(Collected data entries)
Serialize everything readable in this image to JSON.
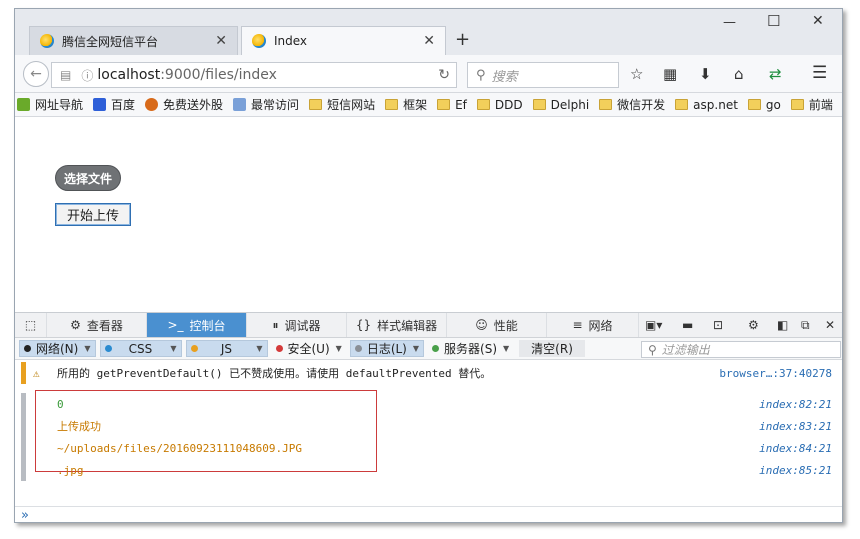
{
  "tabs": [
    {
      "label": "腾信全网短信平台",
      "active": false
    },
    {
      "label": "Index",
      "active": true
    }
  ],
  "nav": {
    "url_host": "localhost",
    "url_path": ":9000/files/index",
    "search_placeholder": "搜索"
  },
  "bookmarks": [
    {
      "label": "网址导航",
      "icon": "hao-icon"
    },
    {
      "label": "百度",
      "icon": "baidu-icon"
    },
    {
      "label": "免费送外股",
      "icon": "gift-icon"
    },
    {
      "label": "最常访问",
      "icon": "frequent-icon"
    },
    {
      "label": "短信网站",
      "icon": "folder-icon"
    },
    {
      "label": "框架",
      "icon": "folder-icon"
    },
    {
      "label": "Ef",
      "icon": "folder-icon"
    },
    {
      "label": "DDD",
      "icon": "folder-icon"
    },
    {
      "label": "Delphi",
      "icon": "folder-icon"
    },
    {
      "label": "微信开发",
      "icon": "folder-icon"
    },
    {
      "label": "asp.net",
      "icon": "folder-icon"
    },
    {
      "label": "go",
      "icon": "folder-icon"
    },
    {
      "label": "前端",
      "icon": "folder-icon"
    }
  ],
  "page": {
    "choose_file_label": "选择文件",
    "upload_label": "开始上传"
  },
  "devtools": {
    "tabs": [
      {
        "label": "查看器",
        "icon": "inspector-icon"
      },
      {
        "label": "控制台",
        "icon": "console-icon",
        "active": true
      },
      {
        "label": "调试器",
        "icon": "debugger-icon"
      },
      {
        "label": "样式编辑器",
        "icon": "style-editor-icon"
      },
      {
        "label": "性能",
        "icon": "performance-icon"
      },
      {
        "label": "网络",
        "icon": "network-icon"
      }
    ],
    "filters": [
      {
        "label": "网络(N)",
        "color": "#222222"
      },
      {
        "label": "CSS",
        "color": "#2a8bd0"
      },
      {
        "label": "JS",
        "color": "#e8a020"
      },
      {
        "label": "安全(U)",
        "color": "#d43b3b"
      },
      {
        "label": "日志(L)",
        "color": "#8a8f96"
      },
      {
        "label": "服务器(S)",
        "color": "#4aa04a"
      }
    ],
    "clear_label": "清空(R)",
    "filter_placeholder": "过滤输出",
    "messages": [
      {
        "text": "所用的 getPreventDefault() 已不赞成使用。请使用 defaultPrevented 替代。",
        "source": "browser…:37:40278",
        "type": "warning"
      },
      {
        "text": "0",
        "source": "index:82:21",
        "type": "log-number"
      },
      {
        "text": "上传成功",
        "source": "index:83:21",
        "type": "log-string"
      },
      {
        "text": "~/uploads/files/20160923111048609.JPG",
        "source": "index:84:21",
        "type": "log-string"
      },
      {
        "text": ".jpg",
        "source": "index:85:21",
        "type": "log-string"
      }
    ],
    "prompt_symbol": "»"
  },
  "colors": {
    "accent": "#4a90d0",
    "warning_gutter": "#e8a020",
    "log_string": "#c77a00",
    "log_number": "#3a9a3a",
    "source_link": "#2a6db3",
    "highlight_box": "#cc3b3b"
  }
}
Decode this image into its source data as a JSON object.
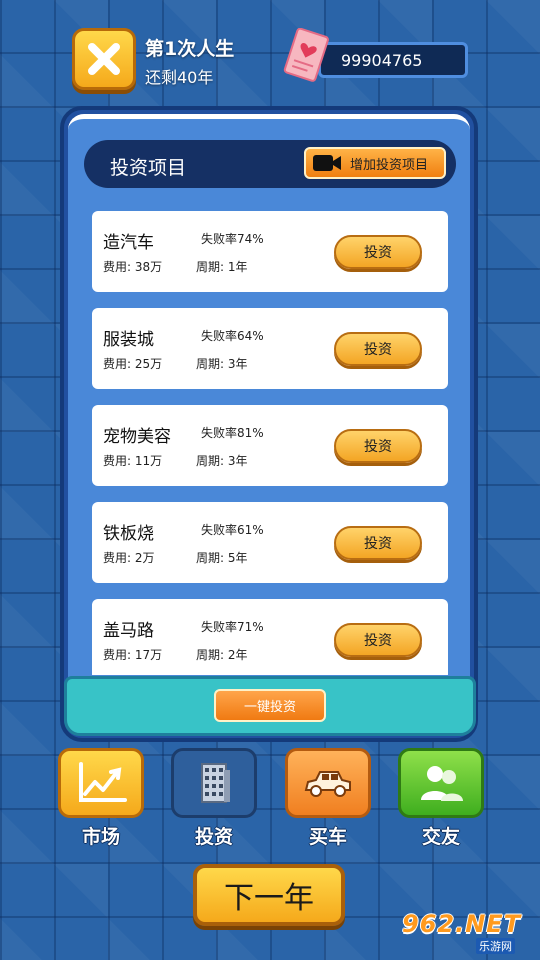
{
  "header": {
    "life_title": "第1次人生",
    "years_left": "还剩40年",
    "money": "99904765"
  },
  "panel": {
    "title": "投资项目",
    "add_invest_label": "增加投资项目",
    "one_click_label": "一键投资"
  },
  "projects": [
    {
      "name": "造汽车",
      "fail_rate": "失败率74%",
      "cost": "费用: 38万",
      "period": "周期: 1年",
      "button": "投资"
    },
    {
      "name": "服装城",
      "fail_rate": "失败率64%",
      "cost": "费用: 25万",
      "period": "周期: 3年",
      "button": "投资"
    },
    {
      "name": "宠物美容",
      "fail_rate": "失败率81%",
      "cost": "费用: 11万",
      "period": "周期: 3年",
      "button": "投资"
    },
    {
      "name": "铁板烧",
      "fail_rate": "失败率61%",
      "cost": "费用: 2万",
      "period": "周期: 5年",
      "button": "投资"
    },
    {
      "name": "盖马路",
      "fail_rate": "失败率71%",
      "cost": "费用: 17万",
      "period": "周期: 2年",
      "button": "投资"
    }
  ],
  "nav": [
    {
      "label": "市场",
      "icon": "chart-icon"
    },
    {
      "label": "投资",
      "icon": "building-icon"
    },
    {
      "label": "买车",
      "icon": "car-icon"
    },
    {
      "label": "交友",
      "icon": "friends-icon"
    }
  ],
  "next_year_label": "下一年",
  "watermark": {
    "brand": "962.NET",
    "sub": "乐游网"
  },
  "colors": {
    "background": "#2a64a8",
    "button_yellow": "#f5a91b",
    "button_orange": "#f07f10",
    "footer_teal": "#38c3c7"
  }
}
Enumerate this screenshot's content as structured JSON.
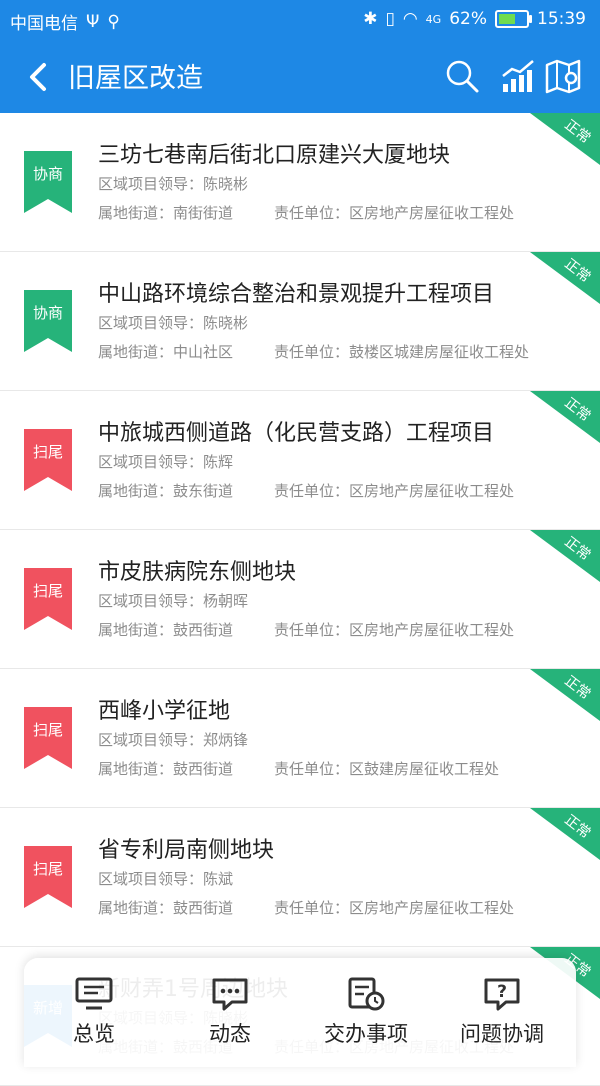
{
  "status": {
    "carrier": "中国电信",
    "battery": "62%",
    "time": "15:39"
  },
  "header": {
    "title": "旧屋区改造"
  },
  "items": [
    {
      "tag": "协商",
      "tag_color": "#26b37a",
      "name": "三坊七巷南后街北口原建兴大厦地块",
      "leader": "区域项目领导：陈晓彬",
      "street": "属地街道：南街街道",
      "unit": "责任单位：区房地产房屋征收工程处",
      "status": "正常"
    },
    {
      "tag": "协商",
      "tag_color": "#26b37a",
      "name": "中山路环境综合整治和景观提升工程项目",
      "leader": "区域项目领导：陈晓彬",
      "street": "属地街道：中山社区",
      "unit": "责任单位：鼓楼区城建房屋征收工程处",
      "status": "正常"
    },
    {
      "tag": "扫尾",
      "tag_color": "#f0525f",
      "name": "中旅城西侧道路（化民营支路）工程项目",
      "leader": "区域项目领导：陈辉",
      "street": "属地街道：鼓东街道",
      "unit": "责任单位：区房地产房屋征收工程处",
      "status": "正常"
    },
    {
      "tag": "扫尾",
      "tag_color": "#f0525f",
      "name": "市皮肤病院东侧地块",
      "leader": "区域项目领导：杨朝晖",
      "street": "属地街道：鼓西街道",
      "unit": "责任单位：区房地产房屋征收工程处",
      "status": "正常"
    },
    {
      "tag": "扫尾",
      "tag_color": "#f0525f",
      "name": "西峰小学征地",
      "leader": "区域项目领导：郑炳锋",
      "street": "属地街道：鼓西街道",
      "unit": "责任单位：区鼓建房屋征收工程处",
      "status": "正常"
    },
    {
      "tag": "扫尾",
      "tag_color": "#f0525f",
      "name": "省专利局南侧地块",
      "leader": "区域项目领导：陈斌",
      "street": "属地街道：鼓西街道",
      "unit": "责任单位：区房地产房屋征收工程处",
      "status": "正常"
    },
    {
      "tag": "新增",
      "tag_color": "#1e88e5",
      "name": "新财弄1号周边地块",
      "leader": "区域项目领导：陈晓彬",
      "street": "属地街道：鼓西街道",
      "unit": "责任单位：区房地产房屋征收工程处",
      "status": "正常"
    }
  ],
  "nav": {
    "overview": "总览",
    "dynamics": "动态",
    "tasks": "交办事项",
    "issues": "问题协调"
  },
  "colors": {
    "primary": "#1e88e5",
    "green": "#26b37a",
    "red": "#f0525f"
  }
}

Required task - Search the data for the string "files" and copy each line where it appears.

Exercise response -
    "url_path": ":9000/files/index",
        "text": "~/uploads/files/20160923111048609.JPG",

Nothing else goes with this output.